Your task: Write out all of the entries that follow, word for word, but skip the pictures.

Dataset records:
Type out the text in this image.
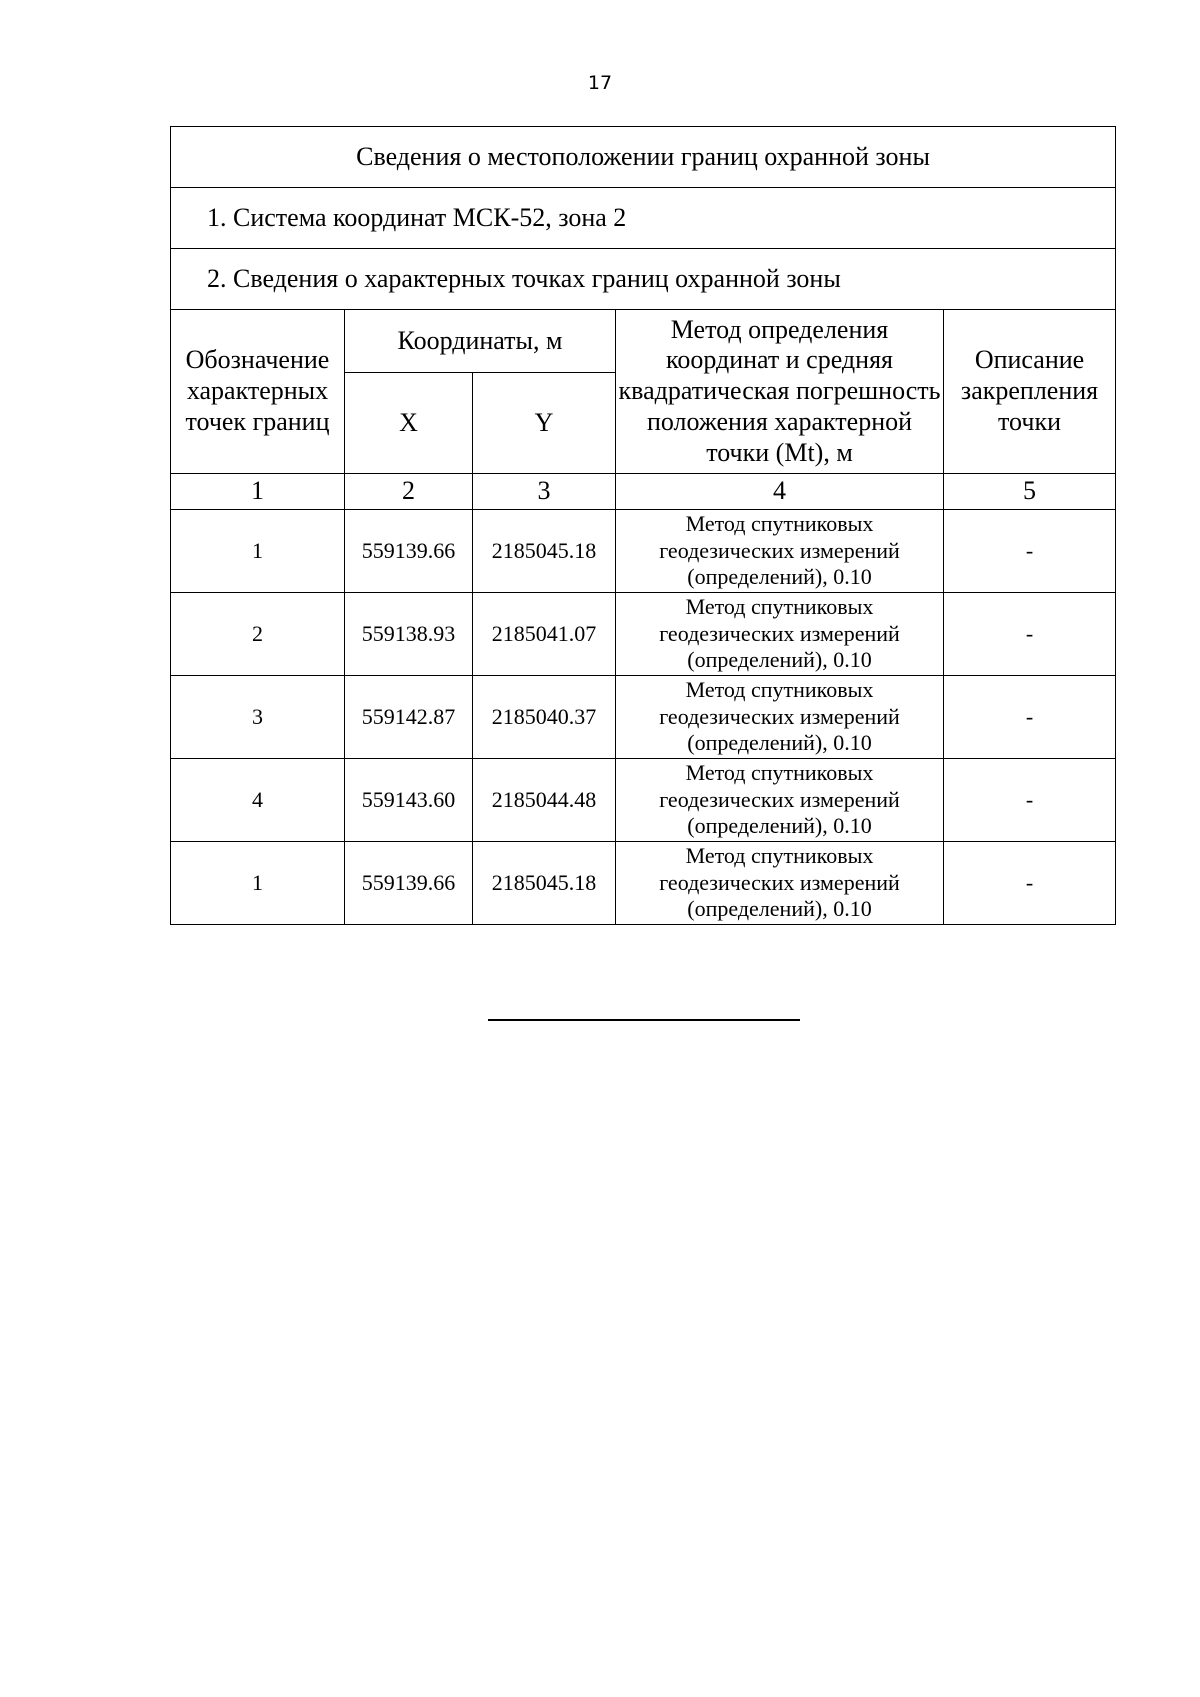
17
Сведения о местоположении границ охранной зоны				
1. Система координат МСК-52, зона 2				
2. Сведения о характерных точках границ охранной зоны				
Обозначение характерных точек границ	Координаты, м		Метод определения координат и средняя квадратическая погрешность положения характерной точки (Mt), м	Описание закрепления точки
	X	Y		
1	2	3	4	5
1	559139.66	2185045.18	Метод спутниковых геодезических измерений (определений), 0.10	-
2	559138.93	2185041.07	Метод спутниковых геодезических измерений (определений), 0.10	-
3	559142.87	2185040.37	Метод спутниковых геодезических измерений (определений), 0.10	-
4	559143.60	2185044.48	Метод спутниковых геодезических измерений (определений), 0.10	-
1	559139.66	2185045.18	Метод спутниковых геодезических измерений (определений), 0.10	-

Written solution:
Type out the text in this image.
17
Сведения о местоположении границ охранной зоны				
1. Система координат МСК-52, зона 2				
2. Сведения о характерных точках границ охранной зоны				
Обозначение характерных точек границ	Координаты, м		Метод определения координат и средняя квадратическая погрешность положения характерной точки (Mt), м	Описание закрепления точки
	X	Y		
1	2	3	4	5
1	559139.66	2185045.18	Метод спутниковых геодезических измерений (определений), 0.10	-
2	559138.93	2185041.07	Метод спутниковых геодезических измерений (определений), 0.10	-
3	559142.87	2185040.37	Метод спутниковых геодезических измерений (определений), 0.10	-
4	559143.60	2185044.48	Метод спутниковых геодезических измерений (определений), 0.10	-
1	559139.66	2185045.18	Метод спутниковых геодезических измерений (определений), 0.10	-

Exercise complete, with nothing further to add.